### Problem
Return each line of the listing below, unchanged, and omit the images.

------ Materials provided

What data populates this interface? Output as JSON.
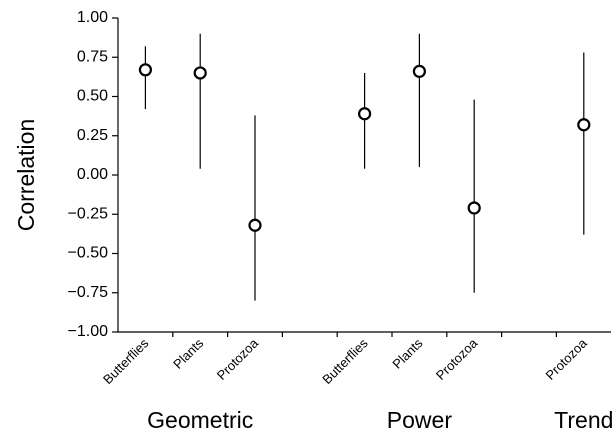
{
  "chart_data": {
    "type": "errorpoint",
    "y_label": "Correlation",
    "categories": [
      "Butterflies",
      "Plants",
      "Protozoa",
      null,
      "Butterflies",
      "Plants",
      "Protozoa",
      null,
      "Protozoa"
    ],
    "groups": [
      {
        "label": "Geometric",
        "categories": [
          0,
          1,
          2
        ]
      },
      {
        "label": "Power",
        "categories": [
          4,
          5,
          6
        ]
      },
      {
        "label": "Trend",
        "categories": [
          8
        ]
      }
    ],
    "series": [
      {
        "color": "#000000",
        "values": [
          0.67,
          0.65,
          -0.32,
          null,
          0.39,
          0.66,
          -0.21,
          null,
          0.32
        ],
        "low": [
          0.42,
          0.04,
          -0.8,
          null,
          0.04,
          0.05,
          -0.75,
          null,
          -0.38
        ],
        "high": [
          0.82,
          0.9,
          0.38,
          null,
          0.65,
          0.9,
          0.48,
          null,
          0.78
        ]
      }
    ],
    "ylim": [
      -1,
      1
    ],
    "yticks": [
      {
        "value": -1,
        "label": "−1.00"
      },
      {
        "value": -0.75,
        "label": "−0.75"
      },
      {
        "value": -0.5,
        "label": "−0.50"
      },
      {
        "value": -0.25,
        "label": "−0.25"
      },
      {
        "value": 0,
        "label": "0.00"
      },
      {
        "value": 0.25,
        "label": "0.25"
      },
      {
        "value": 0.5,
        "label": "0.50"
      },
      {
        "value": 0.75,
        "label": "0.75"
      },
      {
        "value": 1,
        "label": "1.00"
      }
    ]
  }
}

------------

### Exercise response
What data populates this interface? Output as JSON.
{
  "chart_data": {
    "type": "errorpoint",
    "y_label": "Correlation",
    "categories": [
      "Butterflies",
      "Plants",
      "Protozoa",
      null,
      "Butterflies",
      "Plants",
      "Protozoa",
      null,
      "Protozoa"
    ],
    "groups": [
      {
        "label": "Geometric",
        "categories": [
          0,
          1,
          2
        ]
      },
      {
        "label": "Power",
        "categories": [
          4,
          5,
          6
        ]
      },
      {
        "label": "Trend",
        "categories": [
          8
        ]
      }
    ],
    "series": [
      {
        "color": "#000000",
        "values": [
          0.67,
          0.65,
          -0.32,
          null,
          0.39,
          0.66,
          -0.21,
          null,
          0.32
        ],
        "low": [
          0.42,
          0.04,
          -0.8,
          null,
          0.04,
          0.05,
          -0.75,
          null,
          -0.38
        ],
        "high": [
          0.82,
          0.9,
          0.38,
          null,
          0.65,
          0.9,
          0.48,
          null,
          0.78
        ]
      }
    ],
    "ylim": [
      -1,
      1
    ],
    "yticks": [
      {
        "value": -1,
        "label": "−1.00"
      },
      {
        "value": -0.75,
        "label": "−0.75"
      },
      {
        "value": -0.5,
        "label": "−0.50"
      },
      {
        "value": -0.25,
        "label": "−0.25"
      },
      {
        "value": 0,
        "label": "0.00"
      },
      {
        "value": 0.25,
        "label": "0.25"
      },
      {
        "value": 0.5,
        "label": "0.50"
      },
      {
        "value": 0.75,
        "label": "0.75"
      },
      {
        "value": 1,
        "label": "1.00"
      }
    ]
  }
}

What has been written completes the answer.